■ **Element box annotations**:
^^^^^^^^^^^^^^^^

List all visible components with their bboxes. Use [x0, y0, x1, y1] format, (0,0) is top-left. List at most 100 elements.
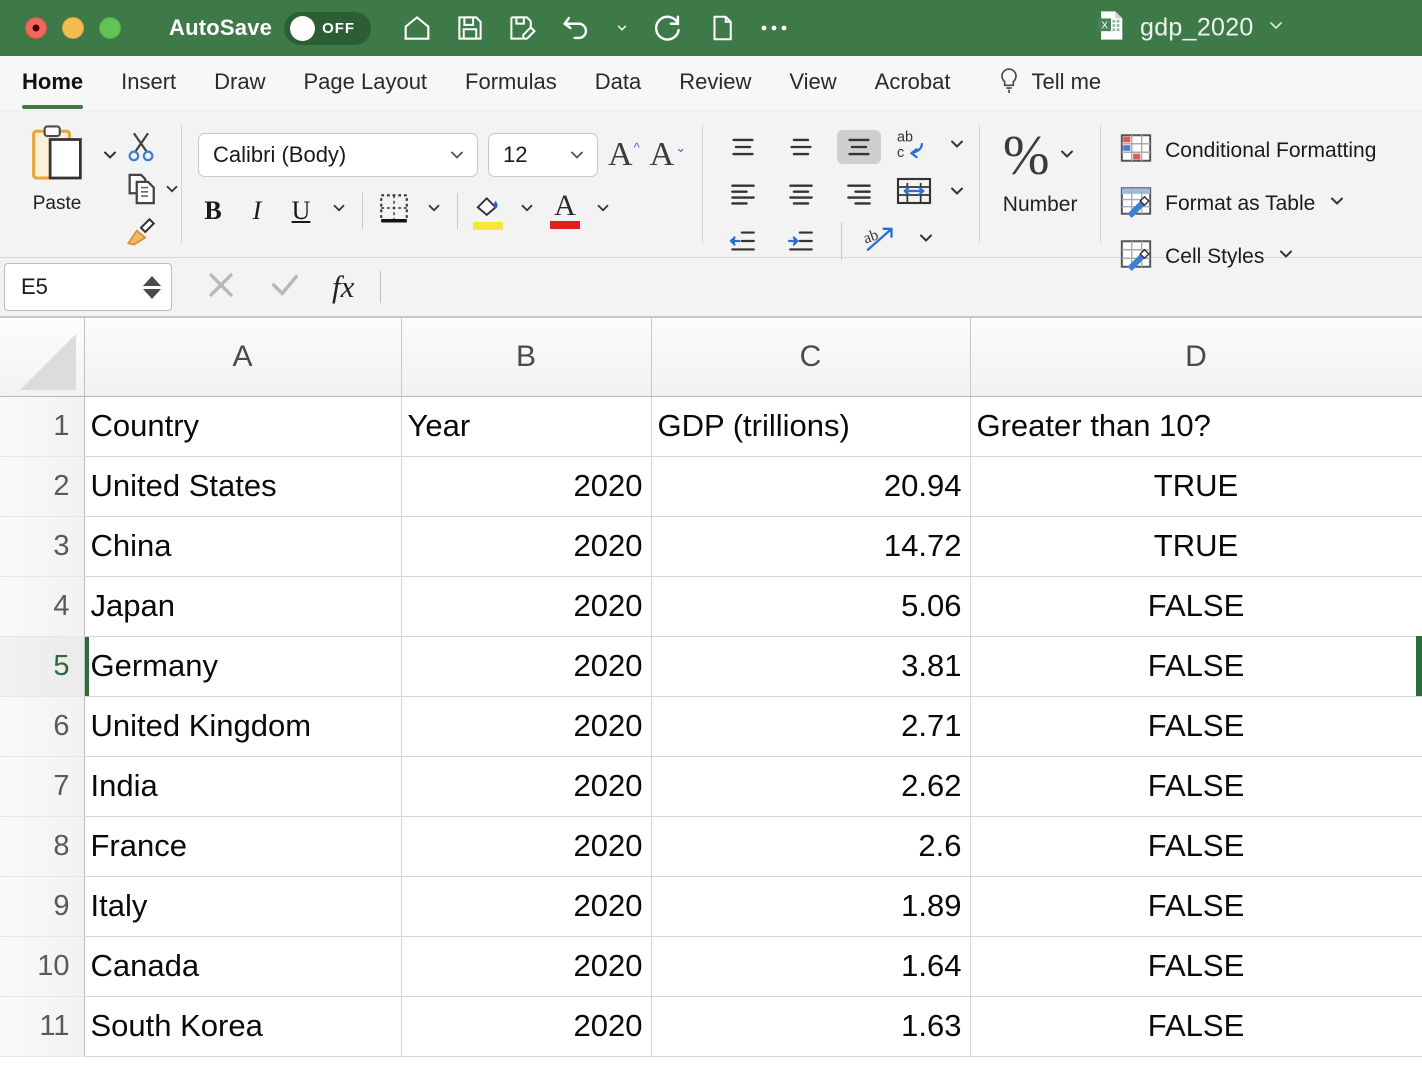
percent-format-button[interactable]: % [1003, 128, 1078, 184]
cell-d10[interactable]: FALSE [970, 936, 1422, 997]
new-document-icon[interactable] [707, 13, 737, 43]
underline-button[interactable]: U [286, 196, 316, 226]
font-name-select[interactable]: Calibri (Body) [198, 133, 478, 177]
row-header-11[interactable]: 11 [0, 996, 85, 1057]
tab-insert[interactable]: Insert [121, 69, 176, 98]
decrease-indent-button[interactable] [721, 224, 765, 258]
wrap-text-icon[interactable]: ab c [895, 127, 933, 166]
autosave-toggle[interactable]: OFF [284, 11, 372, 45]
tab-review[interactable]: Review [679, 69, 751, 98]
cell-b9[interactable]: 2020 [401, 876, 652, 937]
cell-c1[interactable]: GDP (trillions) [651, 396, 971, 457]
cell-a10[interactable]: Canada [84, 936, 402, 997]
format-painter-icon[interactable] [124, 215, 158, 254]
tab-data[interactable]: Data [595, 69, 641, 98]
merge-dropdown-chevron-icon[interactable] [947, 181, 967, 206]
row-header-6[interactable]: 6 [0, 696, 85, 757]
orientation-dropdown-chevron-icon[interactable] [916, 228, 936, 253]
borders-button[interactable] [377, 191, 411, 230]
cell-c7[interactable]: 2.62 [651, 756, 971, 817]
underline-dropdown-chevron-icon[interactable] [330, 199, 348, 222]
insert-function-button[interactable]: fx [332, 269, 354, 305]
font-size-select[interactable]: 12 [488, 133, 598, 177]
font-color-dropdown-chevron-icon[interactable] [594, 199, 612, 222]
cell-d4[interactable]: FALSE [970, 576, 1422, 637]
cell-styles-chevron-down-icon[interactable] [1276, 244, 1296, 269]
cancel-icon[interactable] [204, 268, 238, 307]
copy-icon[interactable] [124, 172, 158, 211]
conditional-formatting-button[interactable]: Conditional Formatting [1119, 131, 1376, 170]
tell-me-button[interactable]: Tell me [996, 66, 1101, 101]
select-all-corner[interactable] [0, 318, 85, 397]
text-orientation-icon[interactable]: ab [860, 221, 902, 260]
cell-c11[interactable]: 1.63 [651, 996, 971, 1057]
minimize-window-button[interactable] [62, 17, 84, 39]
cell-a3[interactable]: China [84, 516, 402, 577]
cell-b6[interactable]: 2020 [401, 696, 652, 757]
align-middle-button[interactable] [779, 130, 823, 164]
cell-c8[interactable]: 2.6 [651, 816, 971, 877]
cell-styles-button[interactable]: Cell Styles [1119, 237, 1376, 276]
tab-page-layout[interactable]: Page Layout [304, 69, 428, 98]
italic-button[interactable]: I [242, 196, 272, 226]
cell-d2[interactable]: TRUE [970, 456, 1422, 517]
tab-acrobat[interactable]: Acrobat [875, 69, 951, 98]
cell-a7[interactable]: India [84, 756, 402, 817]
cell-c4[interactable]: 5.06 [651, 576, 971, 637]
cell-a8[interactable]: France [84, 816, 402, 877]
row-header-2[interactable]: 2 [0, 456, 85, 517]
wrap-text-dropdown-chevron-icon[interactable] [947, 134, 967, 159]
cell-a1[interactable]: Country [84, 396, 402, 457]
name-box-stepper[interactable] [143, 275, 161, 299]
column-header-a[interactable]: A [84, 318, 402, 397]
document-title-chevron-icon[interactable] [1266, 16, 1286, 41]
cell-b2[interactable]: 2020 [401, 456, 652, 517]
increase-indent-button[interactable] [779, 224, 823, 258]
cell-c10[interactable]: 1.64 [651, 936, 971, 997]
cell-a5[interactable]: Germany [84, 636, 402, 697]
cell-b1[interactable]: Year [401, 396, 652, 457]
cell-d11[interactable]: FALSE [970, 996, 1422, 1057]
borders-dropdown-chevron-icon[interactable] [425, 199, 443, 222]
name-box-down-arrow-icon[interactable] [143, 288, 161, 299]
save-as-icon[interactable] [507, 13, 537, 43]
cell-b5[interactable]: 2020 [401, 636, 652, 697]
cell-b3[interactable]: 2020 [401, 516, 652, 577]
cell-b11[interactable]: 2020 [401, 996, 652, 1057]
increase-font-size-button[interactable]: A ^ [608, 138, 640, 172]
cell-b4[interactable]: 2020 [401, 576, 652, 637]
cell-a6[interactable]: United Kingdom [84, 696, 402, 757]
cell-c2[interactable]: 20.94 [651, 456, 971, 517]
align-left-button[interactable] [721, 177, 765, 211]
bold-button[interactable]: B [198, 196, 228, 226]
cell-d9[interactable]: FALSE [970, 876, 1422, 937]
cell-b10[interactable]: 2020 [401, 936, 652, 997]
format-as-table-chevron-down-icon[interactable] [1327, 191, 1347, 216]
name-box-up-arrow-icon[interactable] [143, 275, 161, 286]
spreadsheet-grid[interactable]: A B C D 1 Country Year GDP (trillions) G… [0, 318, 1422, 1074]
row-header-3[interactable]: 3 [0, 516, 85, 577]
undo-dropdown-chevron-icon[interactable] [615, 21, 629, 35]
home-icon[interactable] [401, 12, 433, 44]
cell-d8[interactable]: FALSE [970, 816, 1422, 877]
save-icon[interactable] [455, 13, 485, 43]
cell-c9[interactable]: 1.89 [651, 876, 971, 937]
cell-a9[interactable]: Italy [84, 876, 402, 937]
cell-d7[interactable]: FALSE [970, 756, 1422, 817]
format-as-table-button[interactable]: Format as Table [1119, 184, 1376, 223]
tab-draw[interactable]: Draw [214, 69, 265, 98]
cut-scissors-icon[interactable] [124, 129, 158, 168]
maximize-window-button[interactable] [99, 17, 121, 39]
cell-a11[interactable]: South Korea [84, 996, 402, 1057]
confirm-checkmark-icon[interactable] [268, 268, 302, 307]
name-box[interactable]: E5 [4, 263, 172, 311]
number-format-chevron-down-icon[interactable] [1057, 144, 1077, 169]
cell-c5[interactable]: 3.81 [651, 636, 971, 697]
merge-and-center-icon[interactable] [895, 175, 933, 212]
tab-formulas[interactable]: Formulas [465, 69, 557, 98]
column-header-b[interactable]: B [401, 318, 652, 397]
fill-color-dropdown-chevron-icon[interactable] [518, 199, 536, 222]
cell-c3[interactable]: 14.72 [651, 516, 971, 577]
cell-c6[interactable]: 2.71 [651, 696, 971, 757]
more-options-icon[interactable] [759, 22, 789, 34]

^^^^^^^^^^^^^^^^

■ **Task objective**:
Please repeat the records above with "Arial (Body)" substituted for every "Calibri (Body)" and nothing else changed. Leave the pictures out.

■ **Output of the task**:
List all visible components with their bboxes. Use [x0, y0, x1, y1] format, (0,0) is top-left. List at most 100 elements.
percent-format-button[interactable]: % [1003, 128, 1078, 184]
cell-d10[interactable]: FALSE [970, 936, 1422, 997]
new-document-icon[interactable] [707, 13, 737, 43]
underline-button[interactable]: U [286, 196, 316, 226]
font-name-select[interactable]: Arial (Body) [198, 133, 478, 177]
row-header-11[interactable]: 11 [0, 996, 85, 1057]
tab-insert[interactable]: Insert [121, 69, 176, 98]
decrease-indent-button[interactable] [721, 224, 765, 258]
wrap-text-icon[interactable]: ab c [895, 127, 933, 166]
autosave-toggle[interactable]: OFF [284, 11, 372, 45]
tab-review[interactable]: Review [679, 69, 751, 98]
cell-b9[interactable]: 2020 [401, 876, 652, 937]
cell-c1[interactable]: GDP (trillions) [651, 396, 971, 457]
cell-a10[interactable]: Canada [84, 936, 402, 997]
format-painter-icon[interactable] [124, 215, 158, 254]
tab-data[interactable]: Data [595, 69, 641, 98]
merge-dropdown-chevron-icon[interactable] [947, 181, 967, 206]
row-header-6[interactable]: 6 [0, 696, 85, 757]
orientation-dropdown-chevron-icon[interactable] [916, 228, 936, 253]
borders-button[interactable] [377, 191, 411, 230]
cell-c7[interactable]: 2.62 [651, 756, 971, 817]
underline-dropdown-chevron-icon[interactable] [330, 199, 348, 222]
insert-function-button[interactable]: fx [332, 269, 354, 305]
font-size-select[interactable]: 12 [488, 133, 598, 177]
font-color-dropdown-chevron-icon[interactable] [594, 199, 612, 222]
cell-d4[interactable]: FALSE [970, 576, 1422, 637]
cell-styles-chevron-down-icon[interactable] [1276, 244, 1296, 269]
cancel-icon[interactable] [204, 268, 238, 307]
copy-icon[interactable] [124, 172, 158, 211]
conditional-formatting-button[interactable]: Conditional Formatting [1119, 131, 1376, 170]
tell-me-button[interactable]: Tell me [996, 66, 1101, 101]
select-all-corner[interactable] [0, 318, 85, 397]
text-orientation-icon[interactable]: ab [860, 221, 902, 260]
cell-c11[interactable]: 1.63 [651, 996, 971, 1057]
minimize-window-button[interactable] [62, 17, 84, 39]
cell-a3[interactable]: China [84, 516, 402, 577]
cell-b6[interactable]: 2020 [401, 696, 652, 757]
align-middle-button[interactable] [779, 130, 823, 164]
cell-c8[interactable]: 2.6 [651, 816, 971, 877]
cell-styles-button[interactable]: Cell Styles [1119, 237, 1376, 276]
tab-page-layout[interactable]: Page Layout [304, 69, 428, 98]
italic-button[interactable]: I [242, 196, 272, 226]
cell-d2[interactable]: TRUE [970, 456, 1422, 517]
tab-acrobat[interactable]: Acrobat [875, 69, 951, 98]
cell-a7[interactable]: India [84, 756, 402, 817]
cell-c4[interactable]: 5.06 [651, 576, 971, 637]
cell-a8[interactable]: France [84, 816, 402, 877]
row-header-2[interactable]: 2 [0, 456, 85, 517]
wrap-text-dropdown-chevron-icon[interactable] [947, 134, 967, 159]
cell-a1[interactable]: Country [84, 396, 402, 457]
name-box-stepper[interactable] [143, 275, 161, 299]
column-header-a[interactable]: A [84, 318, 402, 397]
document-title-chevron-icon[interactable] [1266, 16, 1286, 41]
cell-b2[interactable]: 2020 [401, 456, 652, 517]
increase-indent-button[interactable] [779, 224, 823, 258]
cell-c10[interactable]: 1.64 [651, 936, 971, 997]
cell-a5[interactable]: Germany [84, 636, 402, 697]
cell-b1[interactable]: Year [401, 396, 652, 457]
cell-d11[interactable]: FALSE [970, 996, 1422, 1057]
borders-dropdown-chevron-icon[interactable] [425, 199, 443, 222]
name-box-down-arrow-icon[interactable] [143, 288, 161, 299]
save-as-icon[interactable] [507, 13, 537, 43]
cell-b5[interactable]: 2020 [401, 636, 652, 697]
cell-b3[interactable]: 2020 [401, 516, 652, 577]
cell-b11[interactable]: 2020 [401, 996, 652, 1057]
increase-font-size-button[interactable]: A ^ [608, 138, 640, 172]
cell-b4[interactable]: 2020 [401, 576, 652, 637]
cell-a6[interactable]: United Kingdom [84, 696, 402, 757]
cell-c2[interactable]: 20.94 [651, 456, 971, 517]
align-left-button[interactable] [721, 177, 765, 211]
bold-button[interactable]: B [198, 196, 228, 226]
cell-d9[interactable]: FALSE [970, 876, 1422, 937]
cell-b10[interactable]: 2020 [401, 936, 652, 997]
format-as-table-chevron-down-icon[interactable] [1327, 191, 1347, 216]
name-box-up-arrow-icon[interactable] [143, 275, 161, 286]
spreadsheet-grid[interactable]: A B C D 1 Country Year GDP (trillions) G… [0, 318, 1422, 1074]
row-header-3[interactable]: 3 [0, 516, 85, 577]
undo-dropdown-chevron-icon[interactable] [615, 21, 629, 35]
home-icon[interactable] [401, 12, 433, 44]
cell-d8[interactable]: FALSE [970, 816, 1422, 877]
save-icon[interactable] [455, 13, 485, 43]
cell-c9[interactable]: 1.89 [651, 876, 971, 937]
cell-a9[interactable]: Italy [84, 876, 402, 937]
cell-d7[interactable]: FALSE [970, 756, 1422, 817]
format-as-table-button[interactable]: Format as Table [1119, 184, 1376, 223]
tab-draw[interactable]: Draw [214, 69, 265, 98]
cut-scissors-icon[interactable] [124, 129, 158, 168]
maximize-window-button[interactable] [99, 17, 121, 39]
cell-a11[interactable]: South Korea [84, 996, 402, 1057]
confirm-checkmark-icon[interactable] [268, 268, 302, 307]
name-box[interactable]: E5 [4, 263, 172, 311]
number-format-chevron-down-icon[interactable] [1057, 144, 1077, 169]
cell-c5[interactable]: 3.81 [651, 636, 971, 697]
merge-and-center-icon[interactable] [895, 175, 933, 212]
tab-formulas[interactable]: Formulas [465, 69, 557, 98]
column-header-b[interactable]: B [401, 318, 652, 397]
fill-color-dropdown-chevron-icon[interactable] [518, 199, 536, 222]
cell-c3[interactable]: 14.72 [651, 516, 971, 577]
cell-c6[interactable]: 2.71 [651, 696, 971, 757]
more-options-icon[interactable] [759, 22, 789, 34]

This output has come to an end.